▶ [SET TASK]: Print all entries word for word.
>> Start DATA LISTING
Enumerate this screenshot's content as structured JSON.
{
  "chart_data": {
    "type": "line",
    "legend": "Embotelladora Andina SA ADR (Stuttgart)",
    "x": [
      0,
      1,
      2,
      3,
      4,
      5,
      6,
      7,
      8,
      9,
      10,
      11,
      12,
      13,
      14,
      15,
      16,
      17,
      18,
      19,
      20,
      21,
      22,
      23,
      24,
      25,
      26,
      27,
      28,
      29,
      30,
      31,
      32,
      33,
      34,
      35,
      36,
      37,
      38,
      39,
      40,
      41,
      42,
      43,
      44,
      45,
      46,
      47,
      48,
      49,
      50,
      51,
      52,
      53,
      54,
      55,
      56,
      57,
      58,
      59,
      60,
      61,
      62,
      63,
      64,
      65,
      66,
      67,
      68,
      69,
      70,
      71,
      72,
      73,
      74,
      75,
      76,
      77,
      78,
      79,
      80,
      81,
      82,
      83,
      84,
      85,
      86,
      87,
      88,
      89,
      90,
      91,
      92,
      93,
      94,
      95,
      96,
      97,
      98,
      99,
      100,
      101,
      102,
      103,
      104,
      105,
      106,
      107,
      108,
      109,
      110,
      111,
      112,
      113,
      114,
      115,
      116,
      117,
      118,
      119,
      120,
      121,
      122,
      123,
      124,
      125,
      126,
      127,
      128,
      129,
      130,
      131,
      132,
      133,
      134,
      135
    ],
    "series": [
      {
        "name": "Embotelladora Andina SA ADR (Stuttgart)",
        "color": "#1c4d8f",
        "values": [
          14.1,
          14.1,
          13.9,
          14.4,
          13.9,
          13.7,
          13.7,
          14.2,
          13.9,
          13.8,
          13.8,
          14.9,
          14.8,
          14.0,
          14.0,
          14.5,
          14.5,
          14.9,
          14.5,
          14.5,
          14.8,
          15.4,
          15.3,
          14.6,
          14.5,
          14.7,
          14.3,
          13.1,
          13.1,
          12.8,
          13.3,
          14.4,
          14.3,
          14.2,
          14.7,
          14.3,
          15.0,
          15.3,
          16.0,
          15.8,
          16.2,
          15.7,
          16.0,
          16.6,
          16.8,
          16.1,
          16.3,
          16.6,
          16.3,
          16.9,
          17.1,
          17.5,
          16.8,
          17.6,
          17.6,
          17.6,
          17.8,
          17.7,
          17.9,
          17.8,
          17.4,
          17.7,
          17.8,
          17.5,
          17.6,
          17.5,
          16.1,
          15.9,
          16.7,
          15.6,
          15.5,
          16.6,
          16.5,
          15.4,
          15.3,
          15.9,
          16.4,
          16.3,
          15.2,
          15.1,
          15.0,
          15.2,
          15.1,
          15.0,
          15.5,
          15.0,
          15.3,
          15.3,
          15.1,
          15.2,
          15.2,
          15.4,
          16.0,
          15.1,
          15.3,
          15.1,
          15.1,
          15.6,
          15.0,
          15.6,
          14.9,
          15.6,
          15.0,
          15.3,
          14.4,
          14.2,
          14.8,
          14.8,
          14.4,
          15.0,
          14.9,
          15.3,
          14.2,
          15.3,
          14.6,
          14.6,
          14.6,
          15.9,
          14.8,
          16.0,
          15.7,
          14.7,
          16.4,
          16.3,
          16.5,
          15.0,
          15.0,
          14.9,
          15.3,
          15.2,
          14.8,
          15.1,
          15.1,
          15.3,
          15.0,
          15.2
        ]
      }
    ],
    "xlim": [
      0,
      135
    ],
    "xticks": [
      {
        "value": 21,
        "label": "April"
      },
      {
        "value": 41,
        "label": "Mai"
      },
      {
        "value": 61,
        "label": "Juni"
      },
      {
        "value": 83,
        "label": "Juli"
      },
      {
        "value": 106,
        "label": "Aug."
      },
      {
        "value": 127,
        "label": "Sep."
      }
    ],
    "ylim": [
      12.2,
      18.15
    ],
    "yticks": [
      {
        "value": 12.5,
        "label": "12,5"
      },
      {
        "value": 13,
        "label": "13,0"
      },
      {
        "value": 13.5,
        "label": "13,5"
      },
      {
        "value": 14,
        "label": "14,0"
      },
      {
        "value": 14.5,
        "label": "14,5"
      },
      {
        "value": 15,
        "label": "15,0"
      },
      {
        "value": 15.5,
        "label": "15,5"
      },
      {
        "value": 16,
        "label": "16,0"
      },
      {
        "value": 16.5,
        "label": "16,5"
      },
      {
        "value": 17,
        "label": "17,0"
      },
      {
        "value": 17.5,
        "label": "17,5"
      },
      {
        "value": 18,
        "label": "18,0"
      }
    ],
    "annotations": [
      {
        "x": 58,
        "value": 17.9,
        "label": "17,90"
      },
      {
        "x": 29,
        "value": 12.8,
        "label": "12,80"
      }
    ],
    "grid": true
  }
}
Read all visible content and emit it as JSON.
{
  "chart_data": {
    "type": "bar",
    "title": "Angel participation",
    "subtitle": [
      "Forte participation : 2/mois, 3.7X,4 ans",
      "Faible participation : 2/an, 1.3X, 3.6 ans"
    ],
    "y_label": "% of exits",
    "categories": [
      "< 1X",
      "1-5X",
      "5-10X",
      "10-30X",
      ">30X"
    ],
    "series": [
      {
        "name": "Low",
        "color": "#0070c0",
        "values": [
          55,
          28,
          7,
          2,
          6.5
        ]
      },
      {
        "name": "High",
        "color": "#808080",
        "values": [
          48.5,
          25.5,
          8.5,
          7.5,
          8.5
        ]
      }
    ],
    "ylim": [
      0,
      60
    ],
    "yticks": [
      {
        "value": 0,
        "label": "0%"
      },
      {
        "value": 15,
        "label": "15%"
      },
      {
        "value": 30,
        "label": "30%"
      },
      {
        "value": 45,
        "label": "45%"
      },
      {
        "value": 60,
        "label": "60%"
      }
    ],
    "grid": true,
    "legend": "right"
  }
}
>> End DATA LISTING
▶ [EXERCISE RESPONSE]:
Enumerate this screenshot's content as structured JSON.
{
  "chart_data": {
    "type": "line",
    "legend": "Embotelladora Andina SA ADR (Stuttgart)",
    "x": [
      0,
      1,
      2,
      3,
      4,
      5,
      6,
      7,
      8,
      9,
      10,
      11,
      12,
      13,
      14,
      15,
      16,
      17,
      18,
      19,
      20,
      21,
      22,
      23,
      24,
      25,
      26,
      27,
      28,
      29,
      30,
      31,
      32,
      33,
      34,
      35,
      36,
      37,
      38,
      39,
      40,
      41,
      42,
      43,
      44,
      45,
      46,
      47,
      48,
      49,
      50,
      51,
      52,
      53,
      54,
      55,
      56,
      57,
      58,
      59,
      60,
      61,
      62,
      63,
      64,
      65,
      66,
      67,
      68,
      69,
      70,
      71,
      72,
      73,
      74,
      75,
      76,
      77,
      78,
      79,
      80,
      81,
      82,
      83,
      84,
      85,
      86,
      87,
      88,
      89,
      90,
      91,
      92,
      93,
      94,
      95,
      96,
      97,
      98,
      99,
      100,
      101,
      102,
      103,
      104,
      105,
      106,
      107,
      108,
      109,
      110,
      111,
      112,
      113,
      114,
      115,
      116,
      117,
      118,
      119,
      120,
      121,
      122,
      123,
      124,
      125,
      126,
      127,
      128,
      129,
      130,
      131,
      132,
      133,
      134,
      135
    ],
    "series": [
      {
        "name": "Embotelladora Andina SA ADR (Stuttgart)",
        "color": "#1c4d8f",
        "values": [
          14.1,
          14.1,
          13.9,
          14.4,
          13.9,
          13.7,
          13.7,
          14.2,
          13.9,
          13.8,
          13.8,
          14.9,
          14.8,
          14.0,
          14.0,
          14.5,
          14.5,
          14.9,
          14.5,
          14.5,
          14.8,
          15.4,
          15.3,
          14.6,
          14.5,
          14.7,
          14.3,
          13.1,
          13.1,
          12.8,
          13.3,
          14.4,
          14.3,
          14.2,
          14.7,
          14.3,
          15.0,
          15.3,
          16.0,
          15.8,
          16.2,
          15.7,
          16.0,
          16.6,
          16.8,
          16.1,
          16.3,
          16.6,
          16.3,
          16.9,
          17.1,
          17.5,
          16.8,
          17.6,
          17.6,
          17.6,
          17.8,
          17.7,
          17.9,
          17.8,
          17.4,
          17.7,
          17.8,
          17.5,
          17.6,
          17.5,
          16.1,
          15.9,
          16.7,
          15.6,
          15.5,
          16.6,
          16.5,
          15.4,
          15.3,
          15.9,
          16.4,
          16.3,
          15.2,
          15.1,
          15.0,
          15.2,
          15.1,
          15.0,
          15.5,
          15.0,
          15.3,
          15.3,
          15.1,
          15.2,
          15.2,
          15.4,
          16.0,
          15.1,
          15.3,
          15.1,
          15.1,
          15.6,
          15.0,
          15.6,
          14.9,
          15.6,
          15.0,
          15.3,
          14.4,
          14.2,
          14.8,
          14.8,
          14.4,
          15.0,
          14.9,
          15.3,
          14.2,
          15.3,
          14.6,
          14.6,
          14.6,
          15.9,
          14.8,
          16.0,
          15.7,
          14.7,
          16.4,
          16.3,
          16.5,
          15.0,
          15.0,
          14.9,
          15.3,
          15.2,
          14.8,
          15.1,
          15.1,
          15.3,
          15.0,
          15.2
        ]
      }
    ],
    "xlim": [
      0,
      135
    ],
    "xticks": [
      {
        "value": 21,
        "label": "April"
      },
      {
        "value": 41,
        "label": "Mai"
      },
      {
        "value": 61,
        "label": "Juni"
      },
      {
        "value": 83,
        "label": "Juli"
      },
      {
        "value": 106,
        "label": "Aug."
      },
      {
        "value": 127,
        "label": "Sep."
      }
    ],
    "ylim": [
      12.2,
      18.15
    ],
    "yticks": [
      {
        "value": 12.5,
        "label": "12,5"
      },
      {
        "value": 13,
        "label": "13,0"
      },
      {
        "value": 13.5,
        "label": "13,5"
      },
      {
        "value": 14,
        "label": "14,0"
      },
      {
        "value": 14.5,
        "label": "14,5"
      },
      {
        "value": 15,
        "label": "15,0"
      },
      {
        "value": 15.5,
        "label": "15,5"
      },
      {
        "value": 16,
        "label": "16,0"
      },
      {
        "value": 16.5,
        "label": "16,5"
      },
      {
        "value": 17,
        "label": "17,0"
      },
      {
        "value": 17.5,
        "label": "17,5"
      },
      {
        "value": 18,
        "label": "18,0"
      }
    ],
    "annotations": [
      {
        "x": 58,
        "value": 17.9,
        "label": "17,90"
      },
      {
        "x": 29,
        "value": 12.8,
        "label": "12,80"
      }
    ],
    "grid": true
  }
}
Read all visible content and emit it as JSON.
{
  "chart_data": {
    "type": "bar",
    "title": "Angel participation",
    "subtitle": [
      "Forte participation : 2/mois, 3.7X,4 ans",
      "Faible participation : 2/an, 1.3X, 3.6 ans"
    ],
    "y_label": "% of exits",
    "categories": [
      "< 1X",
      "1-5X",
      "5-10X",
      "10-30X",
      ">30X"
    ],
    "series": [
      {
        "name": "Low",
        "color": "#0070c0",
        "values": [
          55,
          28,
          7,
          2,
          6.5
        ]
      },
      {
        "name": "High",
        "color": "#808080",
        "values": [
          48.5,
          25.5,
          8.5,
          7.5,
          8.5
        ]
      }
    ],
    "ylim": [
      0,
      60
    ],
    "yticks": [
      {
        "value": 0,
        "label": "0%"
      },
      {
        "value": 15,
        "label": "15%"
      },
      {
        "value": 30,
        "label": "30%"
      },
      {
        "value": 45,
        "label": "45%"
      },
      {
        "value": 60,
        "label": "60%"
      }
    ],
    "grid": true,
    "legend": "right"
  }
}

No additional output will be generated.